# Task details
Using the data below, repeat all of it precisely.

========================================

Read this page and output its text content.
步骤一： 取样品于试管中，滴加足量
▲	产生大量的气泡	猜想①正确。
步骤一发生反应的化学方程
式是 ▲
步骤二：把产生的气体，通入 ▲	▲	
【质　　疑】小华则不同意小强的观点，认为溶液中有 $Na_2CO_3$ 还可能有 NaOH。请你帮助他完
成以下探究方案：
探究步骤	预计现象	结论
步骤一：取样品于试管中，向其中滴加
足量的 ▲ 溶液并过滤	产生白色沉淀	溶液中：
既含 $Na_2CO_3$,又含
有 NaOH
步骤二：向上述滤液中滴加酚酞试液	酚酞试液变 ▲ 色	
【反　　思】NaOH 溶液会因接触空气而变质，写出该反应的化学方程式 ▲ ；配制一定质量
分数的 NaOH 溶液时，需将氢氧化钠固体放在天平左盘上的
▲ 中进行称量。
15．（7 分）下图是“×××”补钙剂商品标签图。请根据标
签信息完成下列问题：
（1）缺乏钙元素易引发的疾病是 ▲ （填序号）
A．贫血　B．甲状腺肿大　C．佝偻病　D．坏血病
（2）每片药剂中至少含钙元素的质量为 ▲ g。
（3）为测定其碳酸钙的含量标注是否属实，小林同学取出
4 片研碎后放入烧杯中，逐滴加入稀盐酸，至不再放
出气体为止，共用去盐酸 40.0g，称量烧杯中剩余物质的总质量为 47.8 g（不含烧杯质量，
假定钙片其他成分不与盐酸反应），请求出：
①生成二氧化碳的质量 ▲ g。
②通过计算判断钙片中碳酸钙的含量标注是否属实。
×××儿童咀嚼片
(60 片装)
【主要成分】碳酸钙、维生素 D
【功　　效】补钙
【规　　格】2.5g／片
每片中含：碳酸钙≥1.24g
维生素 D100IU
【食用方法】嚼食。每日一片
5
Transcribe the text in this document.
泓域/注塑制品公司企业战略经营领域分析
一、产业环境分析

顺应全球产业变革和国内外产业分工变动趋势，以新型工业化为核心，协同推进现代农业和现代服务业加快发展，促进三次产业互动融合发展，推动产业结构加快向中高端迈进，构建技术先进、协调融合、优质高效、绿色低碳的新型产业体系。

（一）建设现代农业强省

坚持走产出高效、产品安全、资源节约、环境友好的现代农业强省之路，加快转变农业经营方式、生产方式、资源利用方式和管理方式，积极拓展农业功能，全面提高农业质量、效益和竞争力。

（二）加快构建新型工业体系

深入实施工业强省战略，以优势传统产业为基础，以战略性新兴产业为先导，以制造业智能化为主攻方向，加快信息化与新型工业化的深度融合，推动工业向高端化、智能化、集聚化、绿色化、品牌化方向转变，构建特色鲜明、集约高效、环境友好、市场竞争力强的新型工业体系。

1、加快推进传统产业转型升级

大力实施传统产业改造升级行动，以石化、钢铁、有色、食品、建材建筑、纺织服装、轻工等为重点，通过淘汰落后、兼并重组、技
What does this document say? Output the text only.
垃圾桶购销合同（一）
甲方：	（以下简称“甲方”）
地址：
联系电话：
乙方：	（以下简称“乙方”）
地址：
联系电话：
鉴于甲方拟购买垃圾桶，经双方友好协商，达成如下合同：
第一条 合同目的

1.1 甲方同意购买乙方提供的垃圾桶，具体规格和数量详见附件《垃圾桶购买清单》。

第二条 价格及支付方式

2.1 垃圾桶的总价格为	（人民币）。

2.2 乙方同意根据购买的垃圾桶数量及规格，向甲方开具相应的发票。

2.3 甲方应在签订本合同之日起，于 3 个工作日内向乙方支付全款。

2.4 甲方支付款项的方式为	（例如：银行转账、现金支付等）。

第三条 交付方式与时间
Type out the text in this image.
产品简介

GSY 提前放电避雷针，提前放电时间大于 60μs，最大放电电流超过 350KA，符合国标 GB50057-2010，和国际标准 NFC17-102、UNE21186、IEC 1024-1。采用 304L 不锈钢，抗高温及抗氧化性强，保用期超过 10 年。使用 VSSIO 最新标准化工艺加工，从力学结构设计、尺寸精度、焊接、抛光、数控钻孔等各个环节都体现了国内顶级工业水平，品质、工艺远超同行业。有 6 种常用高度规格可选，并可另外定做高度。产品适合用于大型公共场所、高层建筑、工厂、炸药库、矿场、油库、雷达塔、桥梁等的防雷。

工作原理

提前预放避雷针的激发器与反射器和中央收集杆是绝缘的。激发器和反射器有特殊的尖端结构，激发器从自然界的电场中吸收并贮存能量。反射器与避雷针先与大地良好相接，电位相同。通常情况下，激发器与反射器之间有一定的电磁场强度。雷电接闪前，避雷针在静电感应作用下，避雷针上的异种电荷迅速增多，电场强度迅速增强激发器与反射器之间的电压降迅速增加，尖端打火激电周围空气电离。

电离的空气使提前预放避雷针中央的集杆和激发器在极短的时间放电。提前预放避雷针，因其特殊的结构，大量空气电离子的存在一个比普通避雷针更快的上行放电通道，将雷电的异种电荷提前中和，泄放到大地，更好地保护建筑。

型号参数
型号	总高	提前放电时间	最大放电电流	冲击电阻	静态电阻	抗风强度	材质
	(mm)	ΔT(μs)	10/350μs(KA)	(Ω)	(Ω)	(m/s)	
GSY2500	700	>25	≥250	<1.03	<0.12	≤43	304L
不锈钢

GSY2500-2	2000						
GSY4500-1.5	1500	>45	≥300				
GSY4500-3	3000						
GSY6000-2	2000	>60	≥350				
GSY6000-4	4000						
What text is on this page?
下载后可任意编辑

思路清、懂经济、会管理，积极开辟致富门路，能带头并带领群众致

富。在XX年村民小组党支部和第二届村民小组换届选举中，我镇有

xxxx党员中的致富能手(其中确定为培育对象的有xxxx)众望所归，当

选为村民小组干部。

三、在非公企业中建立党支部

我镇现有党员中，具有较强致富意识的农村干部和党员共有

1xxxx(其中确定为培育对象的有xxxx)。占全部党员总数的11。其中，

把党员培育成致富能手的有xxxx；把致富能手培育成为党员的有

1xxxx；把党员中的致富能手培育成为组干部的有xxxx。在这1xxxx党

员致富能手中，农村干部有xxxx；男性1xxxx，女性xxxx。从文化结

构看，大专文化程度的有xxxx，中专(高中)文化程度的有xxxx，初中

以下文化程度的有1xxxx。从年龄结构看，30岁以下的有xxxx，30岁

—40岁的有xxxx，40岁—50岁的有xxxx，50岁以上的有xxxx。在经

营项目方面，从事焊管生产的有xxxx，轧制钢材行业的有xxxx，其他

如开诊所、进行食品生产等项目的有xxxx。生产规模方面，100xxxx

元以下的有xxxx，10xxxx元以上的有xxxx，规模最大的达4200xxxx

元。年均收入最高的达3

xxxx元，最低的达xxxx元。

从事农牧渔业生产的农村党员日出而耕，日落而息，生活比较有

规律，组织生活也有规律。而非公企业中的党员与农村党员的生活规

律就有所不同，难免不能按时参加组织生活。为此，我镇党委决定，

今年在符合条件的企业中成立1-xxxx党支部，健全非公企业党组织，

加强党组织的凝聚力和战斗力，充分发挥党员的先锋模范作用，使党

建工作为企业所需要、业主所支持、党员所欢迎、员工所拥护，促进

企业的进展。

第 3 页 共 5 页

========================================

# Task result
Read this page and output its text content.
步骤一： 取样品于试管中，滴加足量
▲	产生大量的气泡	猜想①正确。
步骤一发生反应的化学方程
式是 ▲
步骤二：把产生的气体，通入 ▲	▲	
【质　　疑】小华则不同意小强的观点，认为溶液中有 $Na_2CO_3$ 还可能有 NaOH。请你帮助他完
成以下探究方案：
探究步骤	预计现象	结论
步骤一：取样品于试管中，向其中滴加
足量的 ▲ 溶液并过滤	产生白色沉淀	溶液中：
既含 $Na_2CO_3$,又含
有 NaOH
步骤二：向上述滤液中滴加酚酞试液	酚酞试液变 ▲ 色	
【反　　思】NaOH 溶液会因接触空气而变质，写出该反应的化学方程式 ▲ ；配制一定质量
分数的 NaOH 溶液时，需将氢氧化钠固体放在天平左盘上的
▲ 中进行称量。
15．（7 分）下图是“×××”补钙剂商品标签图。请根据标
签信息完成下列问题：
（1）缺乏钙元素易引发的疾病是 ▲ （填序号）
A．贫血　B．甲状腺肿大　C．佝偻病　D．坏血病
（2）每片药剂中至少含钙元素的质量为 ▲ g。
（3）为测定其碳酸钙的含量标注是否属实，小林同学取出
4 片研碎后放入烧杯中，逐滴加入稀盐酸，至不再放
出气体为止，共用去盐酸 40.0g，称量烧杯中剩余物质的总质量为 47.8 g（不含烧杯质量，
假定钙片其他成分不与盐酸反应），请求出：
①生成二氧化碳的质量 ▲ g。
②通过计算判断钙片中碳酸钙的含量标注是否属实。
×××儿童咀嚼片
(60 片装)
【主要成分】碳酸钙、维生素 D
【功　　效】补钙
【规　　格】2.5g／片
每片中含：碳酸钙≥1.24g
维生素 D100IU
【食用方法】嚼食。每日一片
5
Transcribe the text in this document.
泓域/注塑制品公司企业战略经营领域分析
一、产业环境分析

顺应全球产业变革和国内外产业分工变动趋势，以新型工业化为核心，协同推进现代农业和现代服务业加快发展，促进三次产业互动融合发展，推动产业结构加快向中高端迈进，构建技术先进、协调融合、优质高效、绿色低碳的新型产业体系。

（一）建设现代农业强省

坚持走产出高效、产品安全、资源节约、环境友好的现代农业强省之路，加快转变农业经营方式、生产方式、资源利用方式和管理方式，积极拓展农业功能，全面提高农业质量、效益和竞争力。

（二）加快构建新型工业体系

深入实施工业强省战略，以优势传统产业为基础，以战略性新兴产业为先导，以制造业智能化为主攻方向，加快信息化与新型工业化的深度融合，推动工业向高端化、智能化、集聚化、绿色化、品牌化方向转变，构建特色鲜明、集约高效、环境友好、市场竞争力强的新型工业体系。

1、加快推进传统产业转型升级

大力实施传统产业改造升级行动，以石化、钢铁、有色、食品、建材建筑、纺织服装、轻工等为重点，通过淘汰落后、兼并重组、技
What does this document say? Output the text only.
垃圾桶购销合同（一）
甲方：	（以下简称“甲方”）
地址：
联系电话：
乙方：	（以下简称“乙方”）
地址：
联系电话：
鉴于甲方拟购买垃圾桶，经双方友好协商，达成如下合同：
第一条 合同目的

1.1 甲方同意购买乙方提供的垃圾桶，具体规格和数量详见附件《垃圾桶购买清单》。

第二条 价格及支付方式

2.1 垃圾桶的总价格为	（人民币）。

2.2 乙方同意根据购买的垃圾桶数量及规格，向甲方开具相应的发票。

2.3 甲方应在签订本合同之日起，于 3 个工作日内向乙方支付全款。

2.4 甲方支付款项的方式为	（例如：银行转账、现金支付等）。

第三条 交付方式与时间
Type out the text in this image.
产品简介

GSY 提前放电避雷针，提前放电时间大于 60μs，最大放电电流超过 350KA，符合国标 GB50057-2010，和国际标准 NFC17-102、UNE21186、IEC 1024-1。采用 304L 不锈钢，抗高温及抗氧化性强，保用期超过 10 年。使用 VSSIO 最新标准化工艺加工，从力学结构设计、尺寸精度、焊接、抛光、数控钻孔等各个环节都体现了国内顶级工业水平，品质、工艺远超同行业。有 6 种常用高度规格可选，并可另外定做高度。产品适合用于大型公共场所、高层建筑、工厂、炸药库、矿场、油库、雷达塔、桥梁等的防雷。

工作原理

提前预放避雷针的激发器与反射器和中央收集杆是绝缘的。激发器和反射器有特殊的尖端结构，激发器从自然界的电场中吸收并贮存能量。反射器与避雷针先与大地良好相接，电位相同。通常情况下，激发器与反射器之间有一定的电磁场强度。雷电接闪前，避雷针在静电感应作用下，避雷针上的异种电荷迅速增多，电场强度迅速增强激发器与反射器之间的电压降迅速增加，尖端打火激电周围空气电离。

电离的空气使提前预放避雷针中央的集杆和激发器在极短的时间放电。提前预放避雷针，因其特殊的结构，大量空气电离子的存在一个比普通避雷针更快的上行放电通道，将雷电的异种电荷提前中和，泄放到大地，更好地保护建筑。

型号参数
型号	总高	提前放电时间	最大放电电流	冲击电阻	静态电阻	抗风强度	材质
	(mm)	ΔT(μs)	10/350μs(KA)	(Ω)	(Ω)	(m/s)	
GSY2500	700	>25	≥250	<1.03	<0.12	≤43	304L
不锈钢

GSY2500-2	2000						
GSY4500-1.5	1500	>45	≥300				
GSY4500-3	3000						
GSY6000-2	2000	>60	≥350				
GSY6000-4	4000						
What text is on this page?
下载后可任意编辑

思路清、懂经济、会管理，积极开辟致富门路，能带头并带领群众致

富。在XX年村民小组党支部和第二届村民小组换届选举中，我镇有

xxxx党员中的致富能手(其中确定为培育对象的有xxxx)众望所归，当

选为村民小组干部。

三、在非公企业中建立党支部

我镇现有党员中，具有较强致富意识的农村干部和党员共有

1xxxx(其中确定为培育对象的有xxxx)。占全部党员总数的11。其中，

把党员培育成致富能手的有xxxx；把致富能手培育成为党员的有

1xxxx；把党员中的致富能手培育成为组干部的有xxxx。在这1xxxx党

员致富能手中，农村干部有xxxx；男性1xxxx，女性xxxx。从文化结

构看，大专文化程度的有xxxx，中专(高中)文化程度的有xxxx，初中

以下文化程度的有1xxxx。从年龄结构看，30岁以下的有xxxx，30岁

—40岁的有xxxx，40岁—50岁的有xxxx，50岁以上的有xxxx。在经

营项目方面，从事焊管生产的有xxxx，轧制钢材行业的有xxxx，其他

如开诊所、进行食品生产等项目的有xxxx。生产规模方面，100xxxx

元以下的有xxxx，10xxxx元以上的有xxxx，规模最大的达4200xxxx

元。年均收入最高的达3

xxxx元，最低的达xxxx元。

从事农牧渔业生产的农村党员日出而耕，日落而息，生活比较有

规律，组织生活也有规律。而非公企业中的党员与农村党员的生活规

律就有所不同，难免不能按时参加组织生活。为此，我镇党委决定，

今年在符合条件的企业中成立1-xxxx党支部，健全非公企业党组织，

加强党组织的凝聚力和战斗力，充分发挥党员的先锋模范作用，使党

建工作为企业所需要、业主所支持、党员所欢迎、员工所拥护，促进

企业的进展。

第 3 页 共 5 页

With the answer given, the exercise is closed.